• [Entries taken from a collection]

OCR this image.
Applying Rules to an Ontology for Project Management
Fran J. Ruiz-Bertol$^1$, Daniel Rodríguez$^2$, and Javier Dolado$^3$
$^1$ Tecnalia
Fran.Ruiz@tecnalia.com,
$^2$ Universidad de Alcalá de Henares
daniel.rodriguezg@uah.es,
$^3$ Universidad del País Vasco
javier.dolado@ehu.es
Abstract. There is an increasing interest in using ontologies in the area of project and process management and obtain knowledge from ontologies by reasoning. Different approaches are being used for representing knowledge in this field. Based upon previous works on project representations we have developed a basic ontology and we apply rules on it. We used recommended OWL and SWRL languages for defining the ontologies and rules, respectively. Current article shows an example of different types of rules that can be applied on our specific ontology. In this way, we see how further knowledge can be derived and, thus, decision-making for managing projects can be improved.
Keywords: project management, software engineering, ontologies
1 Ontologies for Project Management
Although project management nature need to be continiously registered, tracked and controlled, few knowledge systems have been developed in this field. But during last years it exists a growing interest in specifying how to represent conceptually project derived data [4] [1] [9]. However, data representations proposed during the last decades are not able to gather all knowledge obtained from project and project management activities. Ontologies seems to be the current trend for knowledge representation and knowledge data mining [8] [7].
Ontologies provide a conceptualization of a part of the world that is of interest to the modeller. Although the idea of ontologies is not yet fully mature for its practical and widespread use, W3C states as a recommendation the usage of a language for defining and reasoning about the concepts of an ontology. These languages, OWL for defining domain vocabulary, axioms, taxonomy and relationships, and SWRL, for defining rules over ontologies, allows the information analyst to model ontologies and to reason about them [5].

• [Exercise aim]
All of the data above should be transcribed exactly.

• [Solved exercise]
OCR this image.
Applying Rules to an Ontology for Project Management
Fran J. Ruiz-Bertol$^1$, Daniel Rodríguez$^2$, and Javier Dolado$^3$
$^1$ Tecnalia
Fran.Ruiz@tecnalia.com,
$^2$ Universidad de Alcalá de Henares
daniel.rodriguezg@uah.es,
$^3$ Universidad del País Vasco
javier.dolado@ehu.es
Abstract. There is an increasing interest in using ontologies in the area of project and process management and obtain knowledge from ontologies by reasoning. Different approaches are being used for representing knowledge in this field. Based upon previous works on project representations we have developed a basic ontology and we apply rules on it. We used recommended OWL and SWRL languages for defining the ontologies and rules, respectively. Current article shows an example of different types of rules that can be applied on our specific ontology. In this way, we see how further knowledge can be derived and, thus, decision-making for managing projects can be improved.
Keywords: project management, software engineering, ontologies
1 Ontologies for Project Management
Although project management nature need to be continiously registered, tracked and controlled, few knowledge systems have been developed in this field. But during last years it exists a growing interest in specifying how to represent conceptually project derived data [4] [1] [9]. However, data representations proposed during the last decades are not able to gather all knowledge obtained from project and project management activities. Ontologies seems to be the current trend for knowledge representation and knowledge data mining [8] [7].
Ontologies provide a conceptualization of a part of the world that is of interest to the modeller. Although the idea of ontologies is not yet fully mature for its practical and widespread use, W3C states as a recommendation the usage of a language for defining and reasoning about the concepts of an ontology. These languages, OWL for defining domain vocabulary, axioms, taxonomy and relationships, and SWRL, for defining rules over ontologies, allows the information analyst to model ontologies and to reason about them [5].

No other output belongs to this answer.